_Set exercise_
Identify and reproduce every line holding the string "Kroupa".

_Data to process_
______________________________

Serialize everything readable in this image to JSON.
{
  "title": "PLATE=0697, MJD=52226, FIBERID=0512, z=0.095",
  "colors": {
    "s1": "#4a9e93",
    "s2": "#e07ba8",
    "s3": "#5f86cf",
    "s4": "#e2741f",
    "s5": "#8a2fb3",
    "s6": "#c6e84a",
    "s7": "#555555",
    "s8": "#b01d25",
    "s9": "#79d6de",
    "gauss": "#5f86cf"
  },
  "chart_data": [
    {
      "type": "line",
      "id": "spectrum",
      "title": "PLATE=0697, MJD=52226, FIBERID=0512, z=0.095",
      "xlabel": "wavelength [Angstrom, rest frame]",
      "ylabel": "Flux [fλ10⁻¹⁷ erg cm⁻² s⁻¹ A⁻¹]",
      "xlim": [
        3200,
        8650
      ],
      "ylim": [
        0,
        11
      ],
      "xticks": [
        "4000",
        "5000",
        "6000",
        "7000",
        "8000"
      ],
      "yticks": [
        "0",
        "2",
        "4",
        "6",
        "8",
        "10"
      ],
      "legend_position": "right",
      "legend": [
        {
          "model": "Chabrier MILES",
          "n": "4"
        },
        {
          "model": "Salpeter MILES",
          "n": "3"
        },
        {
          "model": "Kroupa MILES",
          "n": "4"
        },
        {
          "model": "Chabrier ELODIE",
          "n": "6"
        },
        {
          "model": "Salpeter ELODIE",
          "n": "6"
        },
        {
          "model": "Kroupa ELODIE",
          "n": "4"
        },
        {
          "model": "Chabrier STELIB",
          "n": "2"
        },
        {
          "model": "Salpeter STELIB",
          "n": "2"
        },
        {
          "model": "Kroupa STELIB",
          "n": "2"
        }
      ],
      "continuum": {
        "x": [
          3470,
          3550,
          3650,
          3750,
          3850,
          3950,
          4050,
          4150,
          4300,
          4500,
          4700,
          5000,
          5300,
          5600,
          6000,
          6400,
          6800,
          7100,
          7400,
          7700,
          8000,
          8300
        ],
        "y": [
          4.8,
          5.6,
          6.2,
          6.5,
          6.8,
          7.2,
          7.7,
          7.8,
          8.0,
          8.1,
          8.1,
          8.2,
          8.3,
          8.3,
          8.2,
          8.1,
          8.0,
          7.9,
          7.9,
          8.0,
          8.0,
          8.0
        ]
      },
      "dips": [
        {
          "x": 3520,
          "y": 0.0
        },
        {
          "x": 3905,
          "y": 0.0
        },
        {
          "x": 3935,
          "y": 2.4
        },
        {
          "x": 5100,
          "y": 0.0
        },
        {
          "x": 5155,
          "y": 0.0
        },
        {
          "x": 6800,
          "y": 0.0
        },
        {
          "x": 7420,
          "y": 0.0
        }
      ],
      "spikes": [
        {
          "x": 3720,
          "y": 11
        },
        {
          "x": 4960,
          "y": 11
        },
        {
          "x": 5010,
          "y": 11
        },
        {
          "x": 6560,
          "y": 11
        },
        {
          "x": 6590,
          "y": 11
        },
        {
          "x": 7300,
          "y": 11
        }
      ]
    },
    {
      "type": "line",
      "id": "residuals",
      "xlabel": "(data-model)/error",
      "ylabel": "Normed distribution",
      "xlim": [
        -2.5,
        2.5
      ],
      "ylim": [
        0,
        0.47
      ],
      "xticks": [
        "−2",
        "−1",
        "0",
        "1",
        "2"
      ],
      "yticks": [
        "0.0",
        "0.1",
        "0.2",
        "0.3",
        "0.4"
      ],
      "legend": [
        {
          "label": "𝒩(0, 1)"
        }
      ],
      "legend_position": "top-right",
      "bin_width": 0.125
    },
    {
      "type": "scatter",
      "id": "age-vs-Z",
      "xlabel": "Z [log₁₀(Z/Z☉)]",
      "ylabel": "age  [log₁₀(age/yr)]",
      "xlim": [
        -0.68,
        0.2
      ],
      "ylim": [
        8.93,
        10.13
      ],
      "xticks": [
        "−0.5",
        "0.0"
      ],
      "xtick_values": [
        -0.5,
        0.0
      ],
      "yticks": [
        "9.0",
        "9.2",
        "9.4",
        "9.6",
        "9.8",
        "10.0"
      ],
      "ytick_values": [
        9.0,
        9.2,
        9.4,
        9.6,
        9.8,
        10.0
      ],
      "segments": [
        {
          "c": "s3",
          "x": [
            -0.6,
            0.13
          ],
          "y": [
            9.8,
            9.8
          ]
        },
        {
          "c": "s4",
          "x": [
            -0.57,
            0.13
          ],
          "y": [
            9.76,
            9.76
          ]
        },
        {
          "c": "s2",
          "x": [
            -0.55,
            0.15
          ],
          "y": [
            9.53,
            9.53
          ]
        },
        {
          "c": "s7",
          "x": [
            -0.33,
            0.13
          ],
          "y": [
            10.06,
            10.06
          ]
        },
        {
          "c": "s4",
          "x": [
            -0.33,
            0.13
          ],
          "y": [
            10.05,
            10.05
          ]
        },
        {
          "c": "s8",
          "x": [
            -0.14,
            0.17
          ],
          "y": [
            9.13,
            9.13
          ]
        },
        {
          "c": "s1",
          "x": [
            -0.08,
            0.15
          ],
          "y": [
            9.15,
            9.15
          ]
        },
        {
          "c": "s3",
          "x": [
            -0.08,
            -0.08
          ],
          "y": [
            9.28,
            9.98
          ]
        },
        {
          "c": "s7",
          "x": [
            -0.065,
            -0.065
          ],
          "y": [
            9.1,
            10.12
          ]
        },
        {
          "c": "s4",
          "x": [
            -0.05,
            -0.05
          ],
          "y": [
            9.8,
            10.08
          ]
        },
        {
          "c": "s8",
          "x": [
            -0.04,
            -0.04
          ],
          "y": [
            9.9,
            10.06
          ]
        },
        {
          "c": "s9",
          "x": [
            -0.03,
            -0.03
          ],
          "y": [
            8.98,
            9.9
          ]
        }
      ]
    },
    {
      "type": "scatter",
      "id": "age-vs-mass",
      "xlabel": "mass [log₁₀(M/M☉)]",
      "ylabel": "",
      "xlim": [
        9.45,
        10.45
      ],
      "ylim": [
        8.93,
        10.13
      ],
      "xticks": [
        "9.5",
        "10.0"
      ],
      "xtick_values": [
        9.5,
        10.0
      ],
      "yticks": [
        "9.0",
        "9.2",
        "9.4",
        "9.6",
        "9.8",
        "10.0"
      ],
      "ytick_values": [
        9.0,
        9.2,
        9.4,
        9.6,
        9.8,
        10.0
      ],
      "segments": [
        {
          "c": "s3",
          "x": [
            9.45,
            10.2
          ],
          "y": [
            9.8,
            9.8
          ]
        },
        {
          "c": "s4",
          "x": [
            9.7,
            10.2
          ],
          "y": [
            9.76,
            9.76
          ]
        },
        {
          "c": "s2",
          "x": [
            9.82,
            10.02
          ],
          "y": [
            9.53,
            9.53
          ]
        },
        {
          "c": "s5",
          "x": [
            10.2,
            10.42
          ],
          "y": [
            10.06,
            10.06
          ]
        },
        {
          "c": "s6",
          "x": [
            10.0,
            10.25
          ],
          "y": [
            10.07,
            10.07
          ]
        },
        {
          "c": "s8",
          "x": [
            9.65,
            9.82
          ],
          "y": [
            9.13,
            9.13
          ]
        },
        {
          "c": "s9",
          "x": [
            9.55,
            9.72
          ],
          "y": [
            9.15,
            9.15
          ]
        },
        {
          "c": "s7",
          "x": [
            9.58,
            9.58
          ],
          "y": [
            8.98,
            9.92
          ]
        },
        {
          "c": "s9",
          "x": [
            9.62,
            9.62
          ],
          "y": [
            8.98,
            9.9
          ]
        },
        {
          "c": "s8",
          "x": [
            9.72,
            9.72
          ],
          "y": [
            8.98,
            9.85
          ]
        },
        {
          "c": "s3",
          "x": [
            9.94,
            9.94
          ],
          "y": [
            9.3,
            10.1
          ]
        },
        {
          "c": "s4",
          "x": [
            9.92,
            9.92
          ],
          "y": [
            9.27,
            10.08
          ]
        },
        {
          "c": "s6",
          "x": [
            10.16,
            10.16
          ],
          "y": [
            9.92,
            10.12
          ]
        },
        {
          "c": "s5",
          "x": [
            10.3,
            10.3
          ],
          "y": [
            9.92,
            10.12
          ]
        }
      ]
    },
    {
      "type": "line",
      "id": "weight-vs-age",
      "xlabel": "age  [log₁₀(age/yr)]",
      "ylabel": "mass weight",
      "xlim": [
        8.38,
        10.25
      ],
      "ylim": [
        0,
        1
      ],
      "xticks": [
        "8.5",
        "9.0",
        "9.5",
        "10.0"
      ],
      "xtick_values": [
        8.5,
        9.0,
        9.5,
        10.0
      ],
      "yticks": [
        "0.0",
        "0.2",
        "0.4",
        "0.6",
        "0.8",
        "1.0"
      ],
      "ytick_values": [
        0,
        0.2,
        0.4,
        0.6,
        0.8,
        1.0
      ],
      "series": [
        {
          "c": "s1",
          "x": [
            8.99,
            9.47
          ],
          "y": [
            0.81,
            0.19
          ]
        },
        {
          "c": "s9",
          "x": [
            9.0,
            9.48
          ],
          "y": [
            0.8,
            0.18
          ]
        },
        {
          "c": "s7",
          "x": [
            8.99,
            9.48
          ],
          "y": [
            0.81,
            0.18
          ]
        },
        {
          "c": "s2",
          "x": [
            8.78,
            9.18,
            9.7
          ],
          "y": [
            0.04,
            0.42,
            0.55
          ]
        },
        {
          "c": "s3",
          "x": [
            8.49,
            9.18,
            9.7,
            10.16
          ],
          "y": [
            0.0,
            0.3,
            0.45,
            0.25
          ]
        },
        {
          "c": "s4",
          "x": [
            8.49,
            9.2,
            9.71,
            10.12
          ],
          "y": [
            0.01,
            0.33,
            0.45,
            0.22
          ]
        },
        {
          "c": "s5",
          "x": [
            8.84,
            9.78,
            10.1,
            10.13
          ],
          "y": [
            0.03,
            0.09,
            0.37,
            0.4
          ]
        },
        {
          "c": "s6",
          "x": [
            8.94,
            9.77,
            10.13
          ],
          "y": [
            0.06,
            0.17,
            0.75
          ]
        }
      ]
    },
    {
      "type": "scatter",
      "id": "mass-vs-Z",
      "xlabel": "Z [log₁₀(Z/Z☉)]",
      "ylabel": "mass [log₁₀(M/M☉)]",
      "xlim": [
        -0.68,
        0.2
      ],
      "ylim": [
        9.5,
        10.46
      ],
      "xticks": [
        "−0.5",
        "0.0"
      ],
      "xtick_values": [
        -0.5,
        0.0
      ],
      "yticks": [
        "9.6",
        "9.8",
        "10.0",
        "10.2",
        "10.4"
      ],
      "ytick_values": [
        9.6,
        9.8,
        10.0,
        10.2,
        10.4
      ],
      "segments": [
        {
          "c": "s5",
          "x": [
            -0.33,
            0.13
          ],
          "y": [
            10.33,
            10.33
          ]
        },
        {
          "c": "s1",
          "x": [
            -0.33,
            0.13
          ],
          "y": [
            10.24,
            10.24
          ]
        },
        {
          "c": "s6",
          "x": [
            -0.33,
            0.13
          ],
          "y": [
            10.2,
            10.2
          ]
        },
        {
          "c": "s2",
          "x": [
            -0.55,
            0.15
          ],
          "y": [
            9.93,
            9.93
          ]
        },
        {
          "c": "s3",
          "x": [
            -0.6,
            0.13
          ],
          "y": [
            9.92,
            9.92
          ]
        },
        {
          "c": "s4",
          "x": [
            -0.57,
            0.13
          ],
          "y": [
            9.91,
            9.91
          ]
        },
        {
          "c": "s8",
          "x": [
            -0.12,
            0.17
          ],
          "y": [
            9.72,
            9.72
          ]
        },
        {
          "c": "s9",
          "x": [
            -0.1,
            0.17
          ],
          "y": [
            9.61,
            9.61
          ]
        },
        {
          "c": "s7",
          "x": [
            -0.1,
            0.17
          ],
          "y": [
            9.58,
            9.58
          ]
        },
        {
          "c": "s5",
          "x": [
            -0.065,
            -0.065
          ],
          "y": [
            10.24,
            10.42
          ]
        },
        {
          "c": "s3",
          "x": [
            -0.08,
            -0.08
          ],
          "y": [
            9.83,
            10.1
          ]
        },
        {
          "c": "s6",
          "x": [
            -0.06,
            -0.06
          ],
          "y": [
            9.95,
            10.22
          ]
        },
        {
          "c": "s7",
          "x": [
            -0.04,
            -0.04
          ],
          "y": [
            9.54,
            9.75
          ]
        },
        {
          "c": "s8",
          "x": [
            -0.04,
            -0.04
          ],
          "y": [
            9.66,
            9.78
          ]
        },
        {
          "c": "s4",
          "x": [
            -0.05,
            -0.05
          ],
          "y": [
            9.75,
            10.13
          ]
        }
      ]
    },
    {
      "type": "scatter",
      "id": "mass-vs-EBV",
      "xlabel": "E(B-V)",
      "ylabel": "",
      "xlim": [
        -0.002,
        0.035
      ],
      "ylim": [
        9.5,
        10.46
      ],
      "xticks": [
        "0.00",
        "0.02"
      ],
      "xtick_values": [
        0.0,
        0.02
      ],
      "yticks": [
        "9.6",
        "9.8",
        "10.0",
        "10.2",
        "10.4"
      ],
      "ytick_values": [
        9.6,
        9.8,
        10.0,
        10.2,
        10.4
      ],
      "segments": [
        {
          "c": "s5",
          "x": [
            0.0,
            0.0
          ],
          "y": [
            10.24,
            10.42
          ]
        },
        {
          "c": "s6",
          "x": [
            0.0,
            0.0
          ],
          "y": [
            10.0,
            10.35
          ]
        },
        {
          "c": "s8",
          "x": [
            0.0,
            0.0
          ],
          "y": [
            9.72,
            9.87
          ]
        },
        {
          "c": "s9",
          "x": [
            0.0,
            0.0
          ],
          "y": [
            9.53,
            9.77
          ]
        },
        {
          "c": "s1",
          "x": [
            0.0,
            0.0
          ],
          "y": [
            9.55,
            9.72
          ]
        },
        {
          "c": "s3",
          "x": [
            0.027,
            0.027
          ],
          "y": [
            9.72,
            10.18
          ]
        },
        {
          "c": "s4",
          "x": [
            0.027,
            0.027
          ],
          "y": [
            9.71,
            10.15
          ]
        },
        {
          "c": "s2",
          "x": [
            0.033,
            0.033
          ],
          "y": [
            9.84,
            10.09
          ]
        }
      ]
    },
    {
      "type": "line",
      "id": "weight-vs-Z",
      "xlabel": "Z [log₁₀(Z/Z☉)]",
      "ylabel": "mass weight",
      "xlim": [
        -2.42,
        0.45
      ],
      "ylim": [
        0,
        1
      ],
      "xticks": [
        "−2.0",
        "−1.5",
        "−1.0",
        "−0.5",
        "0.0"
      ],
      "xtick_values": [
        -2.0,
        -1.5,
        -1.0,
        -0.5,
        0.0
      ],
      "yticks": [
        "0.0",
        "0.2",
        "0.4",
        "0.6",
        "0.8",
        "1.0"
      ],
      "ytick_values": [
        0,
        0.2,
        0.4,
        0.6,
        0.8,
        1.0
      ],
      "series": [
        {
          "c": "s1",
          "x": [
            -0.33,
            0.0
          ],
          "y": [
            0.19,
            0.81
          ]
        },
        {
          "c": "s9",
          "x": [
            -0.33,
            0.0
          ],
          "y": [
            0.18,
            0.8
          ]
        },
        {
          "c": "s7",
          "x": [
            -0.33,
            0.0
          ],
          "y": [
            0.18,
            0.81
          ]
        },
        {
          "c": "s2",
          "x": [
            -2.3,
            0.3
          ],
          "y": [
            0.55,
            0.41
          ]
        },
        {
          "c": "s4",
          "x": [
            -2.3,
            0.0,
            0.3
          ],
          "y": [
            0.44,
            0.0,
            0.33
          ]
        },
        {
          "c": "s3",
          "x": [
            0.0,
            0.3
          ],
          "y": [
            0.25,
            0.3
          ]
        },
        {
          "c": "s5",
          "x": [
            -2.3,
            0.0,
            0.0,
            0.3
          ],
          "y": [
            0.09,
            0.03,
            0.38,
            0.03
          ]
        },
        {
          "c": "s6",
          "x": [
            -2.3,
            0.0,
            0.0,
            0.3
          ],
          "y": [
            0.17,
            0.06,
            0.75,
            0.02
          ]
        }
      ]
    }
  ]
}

______________________________

_Output for this task_
          "model": "Kroupa MILES",
          "model": "Kroupa ELODIE",
          "model": "Kroupa STELIB",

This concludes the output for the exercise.